Objective: Collect all lines from the records below that include the word "your".
** START Dataset content **
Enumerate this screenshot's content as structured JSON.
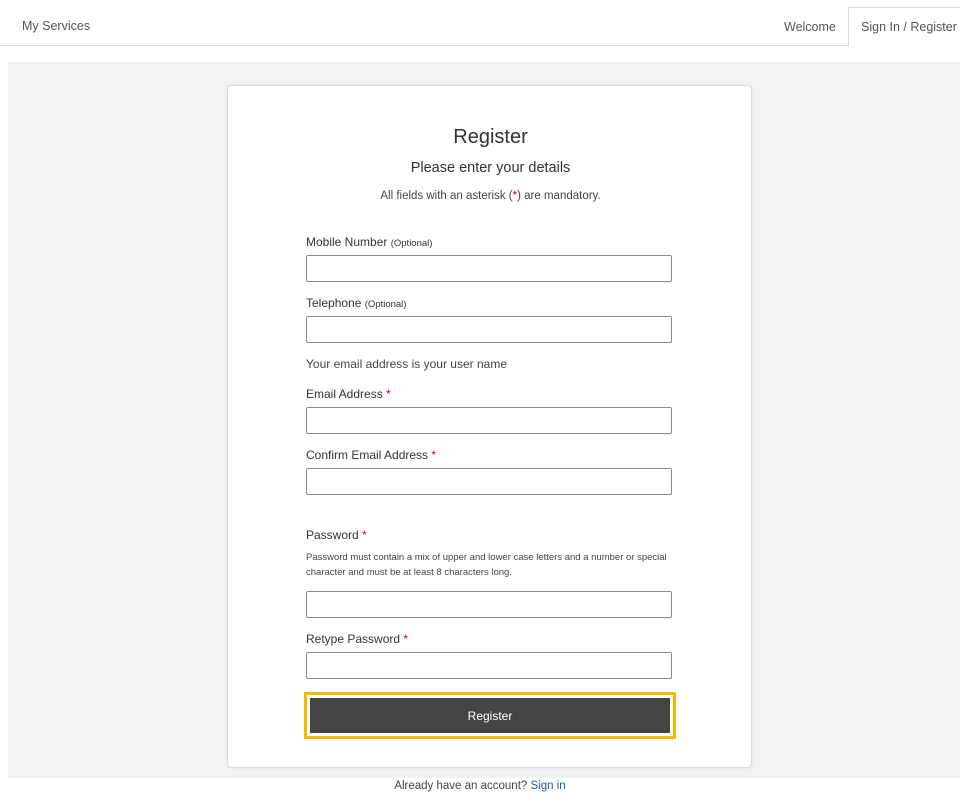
{
  "nav": {
    "brand": "My Services",
    "welcome": "Welcome",
    "signin_register": "Sign In / Register"
  },
  "form": {
    "title": "Register",
    "subtitle": "Please enter your details",
    "mandatory_prefix": "All fields with an asterisk (",
    "mandatory_asterisk": "*",
    "mandatory_suffix": ") are mandatory.",
    "asterisk": "*",
    "mobile": {
      "label": "Mobile Number",
      "optional": "(Optional)",
      "value": ""
    },
    "telephone": {
      "label": "Telephone",
      "optional": "(Optional)",
      "value": ""
    },
    "email_note": "Your email address is your user name",
    "email": {
      "label": "Email Address",
      "value": ""
    },
    "confirm_email": {
      "label": "Confirm Email Address",
      "value": ""
    },
    "password": {
      "label": "Password",
      "hint": "Password must contain a mix of upper and lower case letters and a number or special character and must be at least 8 characters long.",
      "value": ""
    },
    "retype_password": {
      "label": "Retype Password",
      "value": ""
    },
    "submit_label": "Register"
  },
  "footer": {
    "text": "Already have an account?",
    "link": "Sign in"
  },
  "colors": {
    "accent_focus": "#f6b800",
    "button_bg": "#444444",
    "link": "#1f5ca6",
    "required": "#d0021b"
  }
}
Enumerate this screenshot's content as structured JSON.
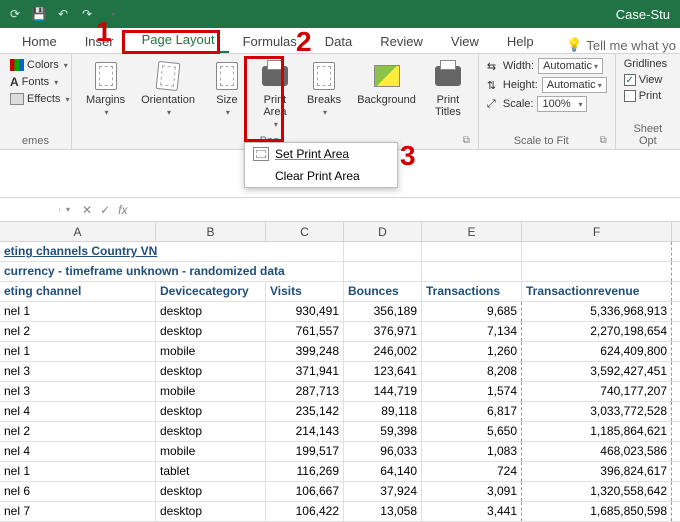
{
  "colors": {
    "accent": "#217346",
    "highlight": "#d10000"
  },
  "titlebar": {
    "doc_name": "Case-Stu"
  },
  "tabs": [
    "Home",
    "Inser",
    "Page Layout",
    "Formulas",
    "Data",
    "Review",
    "View",
    "Help"
  ],
  "active_tab_index": 2,
  "tellme": "Tell me what yo",
  "ribbon": {
    "themes": {
      "colors": "Colors",
      "fonts": "Fonts",
      "effects": "Effects",
      "group_label": "emes"
    },
    "page_setup": {
      "margins": "Margins",
      "orientation": "Orientation",
      "size": "Size",
      "print_area": "Print\nArea",
      "breaks": "Breaks",
      "background": "Background",
      "print_titles": "Print\nTitles",
      "group_label": "Pag"
    },
    "scale": {
      "width_label": "Width:",
      "width_value": "Automatic",
      "height_label": "Height:",
      "height_value": "Automatic",
      "scale_label": "Scale:",
      "scale_value": "100%",
      "group_label": "Scale to Fit"
    },
    "sheet_opts": {
      "gridlines": "Gridlines",
      "view": "View",
      "print": "Print",
      "group_label": "Sheet Opt"
    }
  },
  "print_area_menu": {
    "set": "Set Print Area",
    "clear": "Clear Print Area"
  },
  "annotations": {
    "n1": "1",
    "n2": "2",
    "n3": "3"
  },
  "formula_bar": {
    "name": "",
    "fx": "fx"
  },
  "columns": [
    "A",
    "B",
    "C",
    "D",
    "E",
    "F"
  ],
  "sheet_header": {
    "title": "eting channels Country VN",
    "subtitle": "currency - timeframe unknown - randomized data",
    "cols": [
      "eting channel",
      "Devicecategory",
      "Visits",
      "Bounces",
      "Transactions",
      "Transactionrevenue"
    ]
  },
  "rows": [
    {
      "ch": "nel 1",
      "dev": "desktop",
      "v": "930,491",
      "b": "356,189",
      "t": "9,685",
      "r": "5,336,968,913"
    },
    {
      "ch": "nel 2",
      "dev": "desktop",
      "v": "761,557",
      "b": "376,971",
      "t": "7,134",
      "r": "2,270,198,654"
    },
    {
      "ch": "nel 1",
      "dev": "mobile",
      "v": "399,248",
      "b": "246,002",
      "t": "1,260",
      "r": "624,409,800"
    },
    {
      "ch": "nel 3",
      "dev": "desktop",
      "v": "371,941",
      "b": "123,641",
      "t": "8,208",
      "r": "3,592,427,451"
    },
    {
      "ch": "nel 3",
      "dev": "mobile",
      "v": "287,713",
      "b": "144,719",
      "t": "1,574",
      "r": "740,177,207"
    },
    {
      "ch": "nel 4",
      "dev": "desktop",
      "v": "235,142",
      "b": "89,118",
      "t": "6,817",
      "r": "3,033,772,528"
    },
    {
      "ch": "nel 2",
      "dev": "desktop",
      "v": "214,143",
      "b": "59,398",
      "t": "5,650",
      "r": "1,185,864,621"
    },
    {
      "ch": "nel 4",
      "dev": "mobile",
      "v": "199,517",
      "b": "96,033",
      "t": "1,083",
      "r": "468,023,586"
    },
    {
      "ch": "nel 1",
      "dev": "tablet",
      "v": "116,269",
      "b": "64,140",
      "t": "724",
      "r": "396,824,617"
    },
    {
      "ch": "nel 6",
      "dev": "desktop",
      "v": "106,667",
      "b": "37,924",
      "t": "3,091",
      "r": "1,320,558,642"
    },
    {
      "ch": "nel 7",
      "dev": "desktop",
      "v": "106,422",
      "b": "13,058",
      "t": "3,441",
      "r": "1,685,850,598"
    }
  ]
}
** END Dataset content **
Exercise result:
    "subtitle": "Please enter your details",
    "email_note": "Your email address is your user name",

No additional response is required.